# Exercise requirements:
Carry none of the pictures over; set down the material below exactly.

Entries with figure data:
* * * * * * * * *

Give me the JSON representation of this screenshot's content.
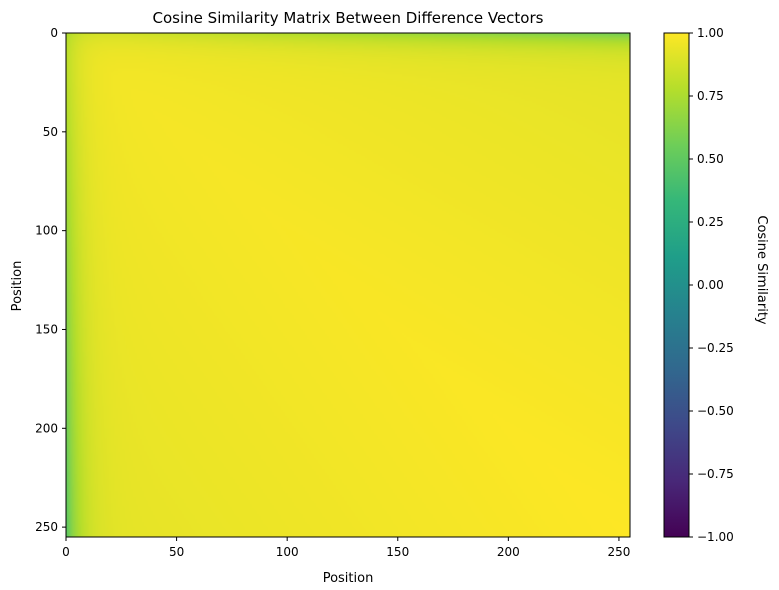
{
  "chart_data": {
    "type": "heatmap",
    "title": "Cosine Similarity Matrix Between Difference Vectors",
    "xlabel": "Position",
    "ylabel": "Position",
    "colorbar_label": "Cosine Similarity",
    "colormap": "viridis",
    "grid": false,
    "matrix_size": 256,
    "xlim": [
      0,
      255
    ],
    "ylim": [
      255,
      0
    ],
    "x_ticks": [
      0,
      50,
      100,
      150,
      200,
      250
    ],
    "y_ticks": [
      0,
      50,
      100,
      150,
      200,
      250
    ],
    "colorbar_ticks": [
      "1.00",
      "0.75",
      "0.50",
      "0.25",
      "0.00",
      "−0.25",
      "−0.50",
      "−0.75",
      "−1.00"
    ],
    "value_range": [
      -1.0,
      1.0
    ],
    "observations": {
      "bulk_value": 0.97,
      "min_value_at_corners": 0.55,
      "low_rows_near": 0,
      "low_cols_near": 0
    }
  },
  "colors": {
    "viridis": [
      "#440154",
      "#482878",
      "#3e4989",
      "#31688e",
      "#26828e",
      "#1f9e89",
      "#35b779",
      "#6ece58",
      "#b5de2b",
      "#fde725"
    ]
  }
}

* * * * * * * * *

# Response below:
Give me the JSON representation of this screenshot's content.
{
  "chart_data": {
    "type": "heatmap",
    "title": "Cosine Similarity Matrix Between Difference Vectors",
    "xlabel": "Position",
    "ylabel": "Position",
    "colorbar_label": "Cosine Similarity",
    "colormap": "viridis",
    "grid": false,
    "matrix_size": 256,
    "xlim": [
      0,
      255
    ],
    "ylim": [
      255,
      0
    ],
    "x_ticks": [
      0,
      50,
      100,
      150,
      200,
      250
    ],
    "y_ticks": [
      0,
      50,
      100,
      150,
      200,
      250
    ],
    "colorbar_ticks": [
      "1.00",
      "0.75",
      "0.50",
      "0.25",
      "0.00",
      "−0.25",
      "−0.50",
      "−0.75",
      "−1.00"
    ],
    "value_range": [
      -1.0,
      1.0
    ],
    "observations": {
      "bulk_value": 0.97,
      "min_value_at_corners": 0.55,
      "low_rows_near": 0,
      "low_cols_near": 0
    }
  },
  "colors": {
    "viridis": [
      "#440154",
      "#482878",
      "#3e4989",
      "#31688e",
      "#26828e",
      "#1f9e89",
      "#35b779",
      "#6ece58",
      "#b5de2b",
      "#fde725"
    ]
  }
}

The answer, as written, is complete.